#### Available records
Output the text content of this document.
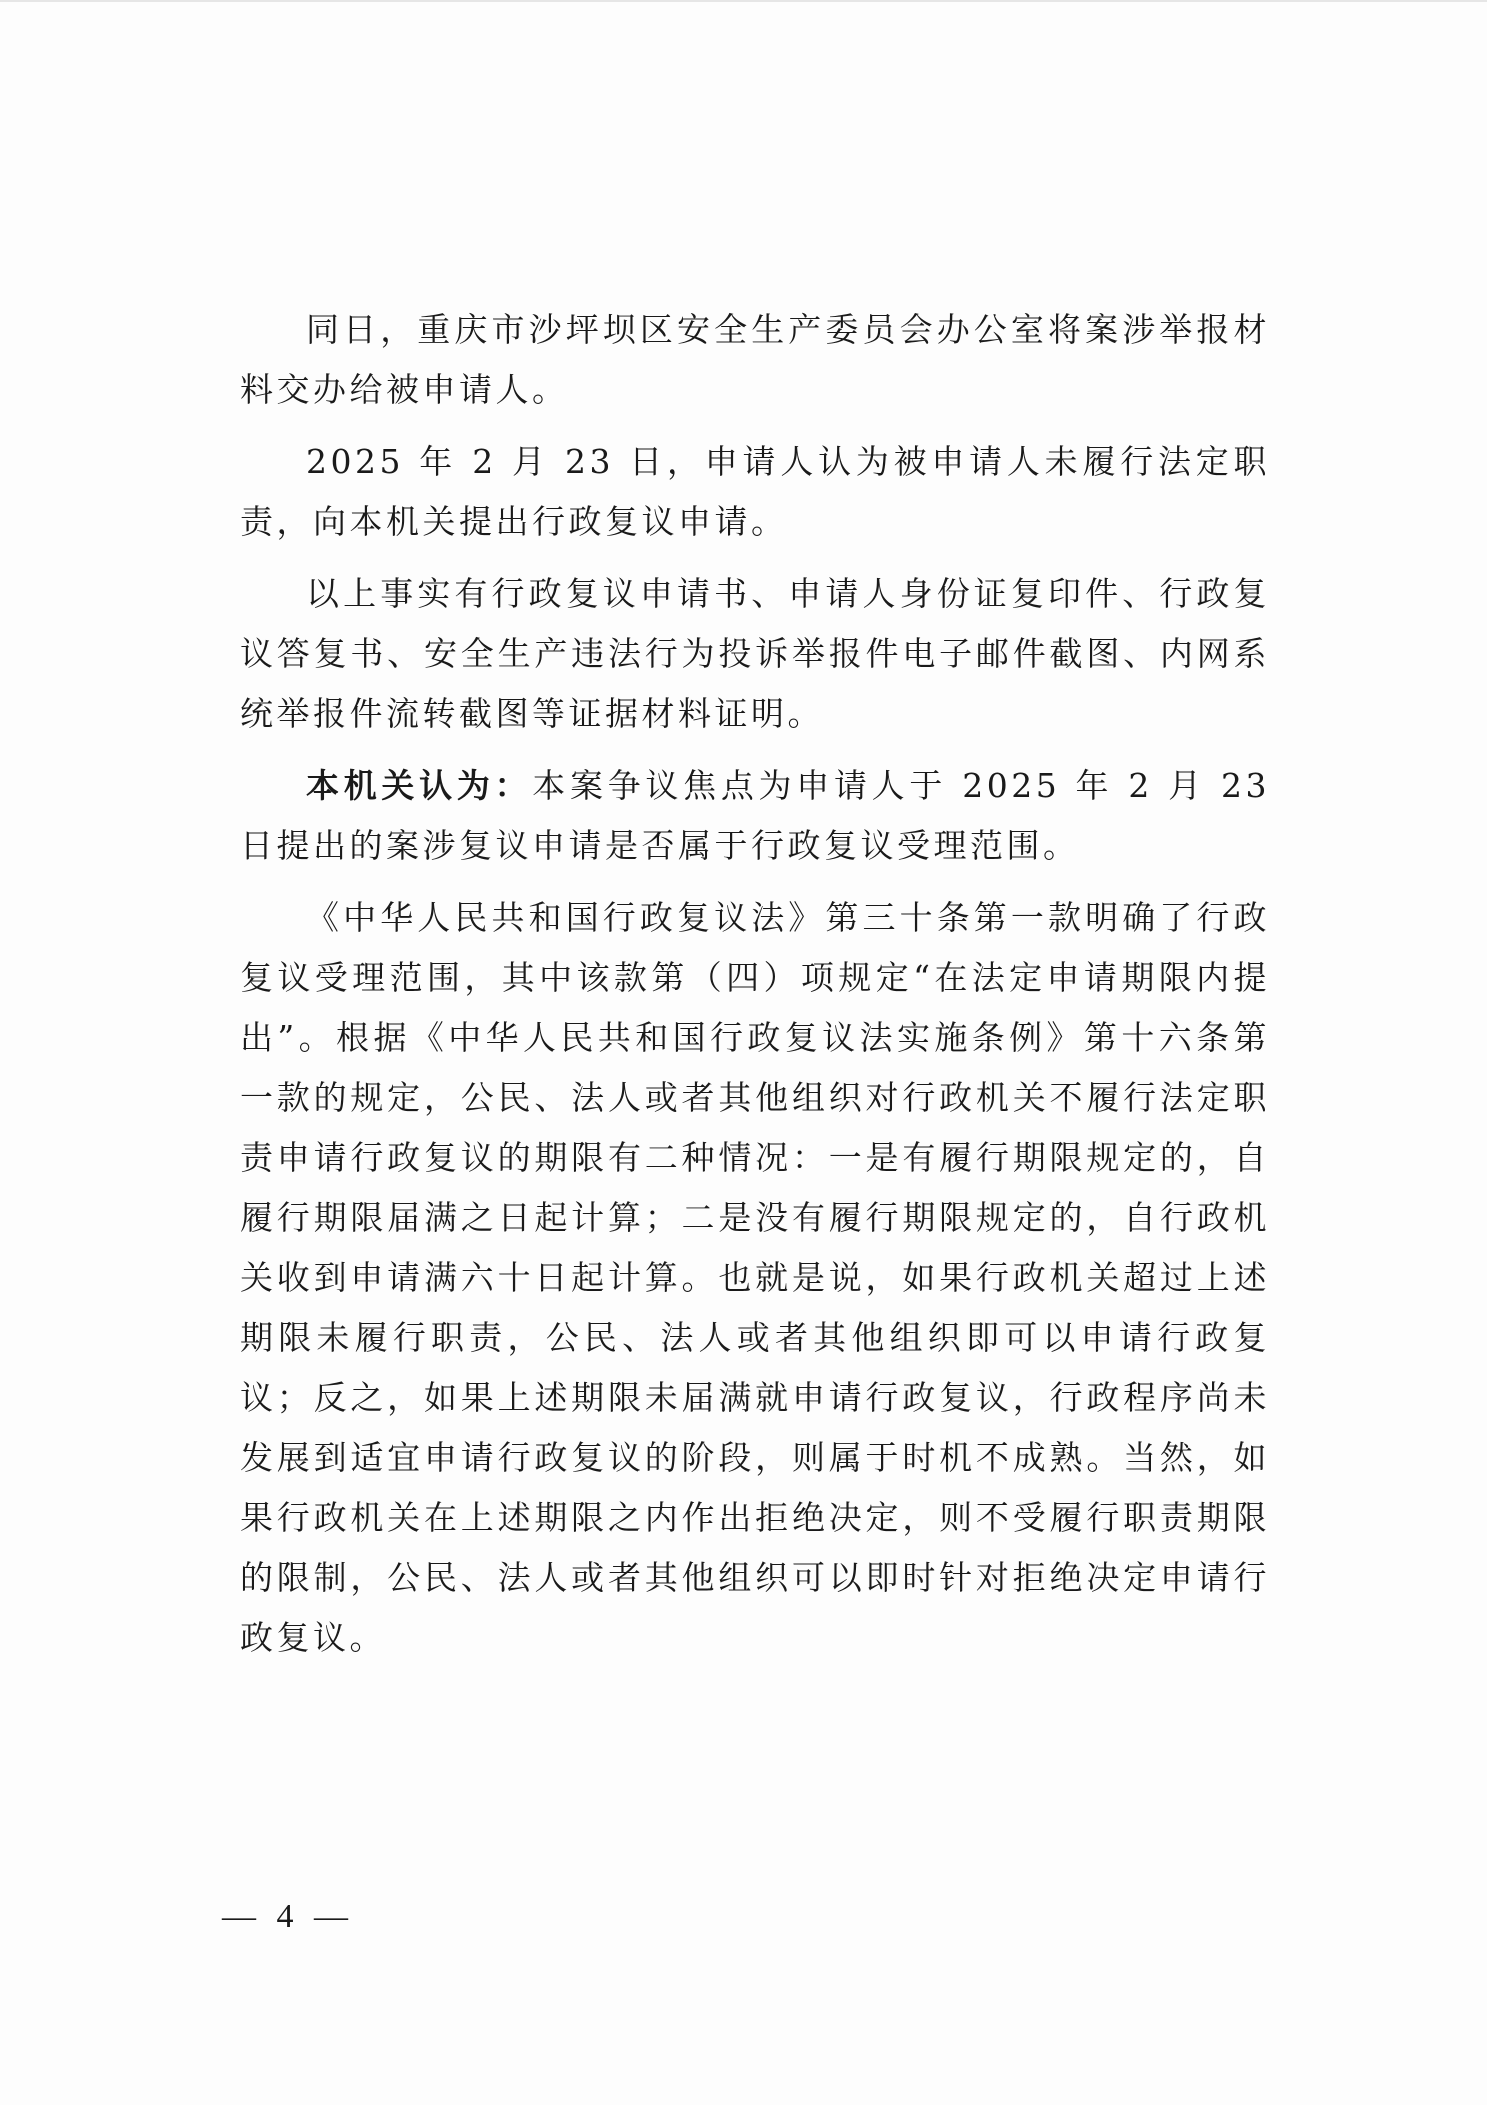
同日，重庆市沙坪坝区安全生产委员会办公室将案涉举报材料交办给被申请人。

2025 年 2 月 23 日，申请人认为被申请人未履行法定职责，向本机关提出行政复议申请。

以上事实有行政复议申请书、申请人身份证复印件、行政复议答复书、安全生产违法行为投诉举报件电子邮件截图、内网系统举报件流转截图等证据材料证明。

本机关认为：本案争议焦点为申请人于 2025 年 2 月 23 日提出的案涉复议申请是否属于行政复议受理范围。

《中华人民共和国行政复议法》第三十条第一款明确了行政复议受理范围，其中该款第（四）项规定“在法定申请期限内提出”。根据《中华人民共和国行政复议法实施条例》第十六条第一款的规定，公民、法人或者其他组织对行政机关不履行法定职责申请行政复议的期限有二种情况：一是有履行期限规定的，自履行期限届满之日起计算；二是没有履行期限规定的，自行政机关收到申请满六十日起计算。也就是说，如果行政机关超过上述期限未履行职责，公民、法人或者其他组织即可以申请行政复议；反之，如果上述期限未届满就申请行政复议，行政程序尚未发展到适宜申请行政复议的阶段，则属于时机不成熟。当然，如果行政机关在上述期限之内作出拒绝决定，则不受履行职责期限的限制，公民、法人或者其他组织可以即时针对拒绝决定申请行政复议。

— 4 —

#### Instructions for the task
Without including any pictures, output all the entries above exactly.

#### Result of the exercise
Output the text content of this document.
同日，重庆市沙坪坝区安全生产委员会办公室将案涉举报材料交办给被申请人。

2025 年 2 月 23 日，申请人认为被申请人未履行法定职责，向本机关提出行政复议申请。

以上事实有行政复议申请书、申请人身份证复印件、行政复议答复书、安全生产违法行为投诉举报件电子邮件截图、内网系统举报件流转截图等证据材料证明。

本机关认为：本案争议焦点为申请人于 2025 年 2 月 23 日提出的案涉复议申请是否属于行政复议受理范围。

《中华人民共和国行政复议法》第三十条第一款明确了行政复议受理范围，其中该款第（四）项规定“在法定申请期限内提出”。根据《中华人民共和国行政复议法实施条例》第十六条第一款的规定，公民、法人或者其他组织对行政机关不履行法定职责申请行政复议的期限有二种情况：一是有履行期限规定的，自履行期限届满之日起计算；二是没有履行期限规定的，自行政机关收到申请满六十日起计算。也就是说，如果行政机关超过上述期限未履行职责，公民、法人或者其他组织即可以申请行政复议；反之，如果上述期限未届满就申请行政复议，行政程序尚未发展到适宜申请行政复议的阶段，则属于时机不成熟。当然，如果行政机关在上述期限之内作出拒绝决定，则不受履行职责期限的限制，公民、法人或者其他组织可以即时针对拒绝决定申请行政复议。

— 4 —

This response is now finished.